**EXTRACTED INFORMATION**.
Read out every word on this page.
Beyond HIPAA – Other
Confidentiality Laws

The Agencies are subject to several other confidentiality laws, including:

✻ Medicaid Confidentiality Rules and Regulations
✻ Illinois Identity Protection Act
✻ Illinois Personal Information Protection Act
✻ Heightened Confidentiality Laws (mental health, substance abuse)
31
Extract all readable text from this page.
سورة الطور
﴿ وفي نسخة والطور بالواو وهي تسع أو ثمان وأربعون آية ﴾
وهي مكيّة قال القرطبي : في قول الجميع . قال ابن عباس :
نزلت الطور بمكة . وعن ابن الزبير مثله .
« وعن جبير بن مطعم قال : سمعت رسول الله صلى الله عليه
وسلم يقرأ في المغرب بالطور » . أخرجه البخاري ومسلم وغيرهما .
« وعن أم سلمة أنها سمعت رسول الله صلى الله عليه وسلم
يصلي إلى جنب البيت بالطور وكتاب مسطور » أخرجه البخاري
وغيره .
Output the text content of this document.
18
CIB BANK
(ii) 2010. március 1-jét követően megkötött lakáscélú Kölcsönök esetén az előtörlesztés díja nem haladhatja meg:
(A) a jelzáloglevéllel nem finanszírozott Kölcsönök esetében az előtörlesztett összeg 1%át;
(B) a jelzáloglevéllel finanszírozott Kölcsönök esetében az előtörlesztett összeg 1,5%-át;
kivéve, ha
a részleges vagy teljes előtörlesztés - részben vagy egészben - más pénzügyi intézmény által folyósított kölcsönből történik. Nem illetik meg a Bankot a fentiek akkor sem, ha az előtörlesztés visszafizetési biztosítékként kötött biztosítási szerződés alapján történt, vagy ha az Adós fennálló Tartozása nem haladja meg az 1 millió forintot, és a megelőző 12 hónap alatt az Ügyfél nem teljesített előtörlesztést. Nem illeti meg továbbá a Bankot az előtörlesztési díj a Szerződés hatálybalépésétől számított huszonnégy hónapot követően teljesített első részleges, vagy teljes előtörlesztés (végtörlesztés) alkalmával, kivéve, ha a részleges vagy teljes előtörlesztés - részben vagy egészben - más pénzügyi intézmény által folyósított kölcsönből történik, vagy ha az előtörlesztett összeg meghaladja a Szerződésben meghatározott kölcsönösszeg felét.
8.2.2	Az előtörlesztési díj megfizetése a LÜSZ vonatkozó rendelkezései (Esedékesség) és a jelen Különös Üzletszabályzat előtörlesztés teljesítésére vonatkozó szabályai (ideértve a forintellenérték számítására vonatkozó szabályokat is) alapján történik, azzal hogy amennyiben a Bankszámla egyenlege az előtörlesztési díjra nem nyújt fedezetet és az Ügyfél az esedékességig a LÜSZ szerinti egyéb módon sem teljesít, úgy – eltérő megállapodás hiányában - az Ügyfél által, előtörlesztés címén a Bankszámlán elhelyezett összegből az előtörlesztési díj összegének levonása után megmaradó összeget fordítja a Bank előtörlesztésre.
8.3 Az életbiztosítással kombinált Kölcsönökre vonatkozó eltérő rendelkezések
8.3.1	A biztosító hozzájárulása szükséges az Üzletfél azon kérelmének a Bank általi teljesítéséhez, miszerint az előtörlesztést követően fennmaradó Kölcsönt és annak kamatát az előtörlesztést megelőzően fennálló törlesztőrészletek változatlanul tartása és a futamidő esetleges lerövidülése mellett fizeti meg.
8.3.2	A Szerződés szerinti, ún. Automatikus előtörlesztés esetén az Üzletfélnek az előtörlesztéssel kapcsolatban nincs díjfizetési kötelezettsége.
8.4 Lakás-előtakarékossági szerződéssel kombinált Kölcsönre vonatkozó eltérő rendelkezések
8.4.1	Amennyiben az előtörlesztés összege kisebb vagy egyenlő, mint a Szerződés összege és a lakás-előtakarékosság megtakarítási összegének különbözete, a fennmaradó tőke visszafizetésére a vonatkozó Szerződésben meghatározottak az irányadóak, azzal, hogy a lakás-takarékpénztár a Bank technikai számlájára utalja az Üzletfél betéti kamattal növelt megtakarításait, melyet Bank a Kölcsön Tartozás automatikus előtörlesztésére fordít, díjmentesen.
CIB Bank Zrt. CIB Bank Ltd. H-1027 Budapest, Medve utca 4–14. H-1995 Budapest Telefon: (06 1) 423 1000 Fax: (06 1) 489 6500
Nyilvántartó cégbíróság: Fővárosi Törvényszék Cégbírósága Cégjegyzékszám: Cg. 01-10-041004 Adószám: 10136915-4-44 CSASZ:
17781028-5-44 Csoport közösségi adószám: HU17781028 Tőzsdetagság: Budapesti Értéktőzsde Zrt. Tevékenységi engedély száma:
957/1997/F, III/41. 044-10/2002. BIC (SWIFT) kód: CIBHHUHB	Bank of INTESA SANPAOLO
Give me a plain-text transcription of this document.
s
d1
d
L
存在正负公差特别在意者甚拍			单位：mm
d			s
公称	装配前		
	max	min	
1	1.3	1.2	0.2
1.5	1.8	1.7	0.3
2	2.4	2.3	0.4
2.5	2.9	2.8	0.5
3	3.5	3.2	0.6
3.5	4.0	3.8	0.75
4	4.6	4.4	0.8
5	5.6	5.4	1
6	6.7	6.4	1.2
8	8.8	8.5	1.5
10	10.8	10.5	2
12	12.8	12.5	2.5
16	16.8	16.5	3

**PROBLEM REQUIREMENTS**.
Transcribe each entry exactly.

**COMPLETED EXERCISE**.
Read out every word on this page.
Beyond HIPAA – Other
Confidentiality Laws

The Agencies are subject to several other confidentiality laws, including:

✻ Medicaid Confidentiality Rules and Regulations
✻ Illinois Identity Protection Act
✻ Illinois Personal Information Protection Act
✻ Heightened Confidentiality Laws (mental health, substance abuse)
31
Extract all readable text from this page.
سورة الطور
﴿ وفي نسخة والطور بالواو وهي تسع أو ثمان وأربعون آية ﴾
وهي مكيّة قال القرطبي : في قول الجميع . قال ابن عباس :
نزلت الطور بمكة . وعن ابن الزبير مثله .
« وعن جبير بن مطعم قال : سمعت رسول الله صلى الله عليه
وسلم يقرأ في المغرب بالطور » . أخرجه البخاري ومسلم وغيرهما .
« وعن أم سلمة أنها سمعت رسول الله صلى الله عليه وسلم
يصلي إلى جنب البيت بالطور وكتاب مسطور » أخرجه البخاري
وغيره .
Output the text content of this document.
18
CIB BANK
(ii) 2010. március 1-jét követően megkötött lakáscélú Kölcsönök esetén az előtörlesztés díja nem haladhatja meg:
(A) a jelzáloglevéllel nem finanszírozott Kölcsönök esetében az előtörlesztett összeg 1%át;
(B) a jelzáloglevéllel finanszírozott Kölcsönök esetében az előtörlesztett összeg 1,5%-át;
kivéve, ha
a részleges vagy teljes előtörlesztés - részben vagy egészben - más pénzügyi intézmény által folyósított kölcsönből történik. Nem illetik meg a Bankot a fentiek akkor sem, ha az előtörlesztés visszafizetési biztosítékként kötött biztosítási szerződés alapján történt, vagy ha az Adós fennálló Tartozása nem haladja meg az 1 millió forintot, és a megelőző 12 hónap alatt az Ügyfél nem teljesített előtörlesztést. Nem illeti meg továbbá a Bankot az előtörlesztési díj a Szerződés hatálybalépésétől számított huszonnégy hónapot követően teljesített első részleges, vagy teljes előtörlesztés (végtörlesztés) alkalmával, kivéve, ha a részleges vagy teljes előtörlesztés - részben vagy egészben - más pénzügyi intézmény által folyósított kölcsönből történik, vagy ha az előtörlesztett összeg meghaladja a Szerződésben meghatározott kölcsönösszeg felét.
8.2.2	Az előtörlesztési díj megfizetése a LÜSZ vonatkozó rendelkezései (Esedékesség) és a jelen Különös Üzletszabályzat előtörlesztés teljesítésére vonatkozó szabályai (ideértve a forintellenérték számítására vonatkozó szabályokat is) alapján történik, azzal hogy amennyiben a Bankszámla egyenlege az előtörlesztési díjra nem nyújt fedezetet és az Ügyfél az esedékességig a LÜSZ szerinti egyéb módon sem teljesít, úgy – eltérő megállapodás hiányában - az Ügyfél által, előtörlesztés címén a Bankszámlán elhelyezett összegből az előtörlesztési díj összegének levonása után megmaradó összeget fordítja a Bank előtörlesztésre.
8.3 Az életbiztosítással kombinált Kölcsönökre vonatkozó eltérő rendelkezések
8.3.1	A biztosító hozzájárulása szükséges az Üzletfél azon kérelmének a Bank általi teljesítéséhez, miszerint az előtörlesztést követően fennmaradó Kölcsönt és annak kamatát az előtörlesztést megelőzően fennálló törlesztőrészletek változatlanul tartása és a futamidő esetleges lerövidülése mellett fizeti meg.
8.3.2	A Szerződés szerinti, ún. Automatikus előtörlesztés esetén az Üzletfélnek az előtörlesztéssel kapcsolatban nincs díjfizetési kötelezettsége.
8.4 Lakás-előtakarékossági szerződéssel kombinált Kölcsönre vonatkozó eltérő rendelkezések
8.4.1	Amennyiben az előtörlesztés összege kisebb vagy egyenlő, mint a Szerződés összege és a lakás-előtakarékosság megtakarítási összegének különbözete, a fennmaradó tőke visszafizetésére a vonatkozó Szerződésben meghatározottak az irányadóak, azzal, hogy a lakás-takarékpénztár a Bank technikai számlájára utalja az Üzletfél betéti kamattal növelt megtakarításait, melyet Bank a Kölcsön Tartozás automatikus előtörlesztésére fordít, díjmentesen.
CIB Bank Zrt. CIB Bank Ltd. H-1027 Budapest, Medve utca 4–14. H-1995 Budapest Telefon: (06 1) 423 1000 Fax: (06 1) 489 6500
Nyilvántartó cégbíróság: Fővárosi Törvényszék Cégbírósága Cégjegyzékszám: Cg. 01-10-041004 Adószám: 10136915-4-44 CSASZ:
17781028-5-44 Csoport közösségi adószám: HU17781028 Tőzsdetagság: Budapesti Értéktőzsde Zrt. Tevékenységi engedély száma:
957/1997/F, III/41. 044-10/2002. BIC (SWIFT) kód: CIBHHUHB	Bank of INTESA SANPAOLO
Give me a plain-text transcription of this document.
s
d1
d
L
存在正负公差特别在意者甚拍			单位：mm
d			s
公称	装配前		
	max	min	
1	1.3	1.2	0.2
1.5	1.8	1.7	0.3
2	2.4	2.3	0.4
2.5	2.9	2.8	0.5
3	3.5	3.2	0.6
3.5	4.0	3.8	0.75
4	4.6	4.4	0.8
5	5.6	5.4	1
6	6.7	6.4	1.2
8	8.8	8.5	1.5
10	10.8	10.5	2
12	12.8	12.5	2.5
16	16.8	16.5	3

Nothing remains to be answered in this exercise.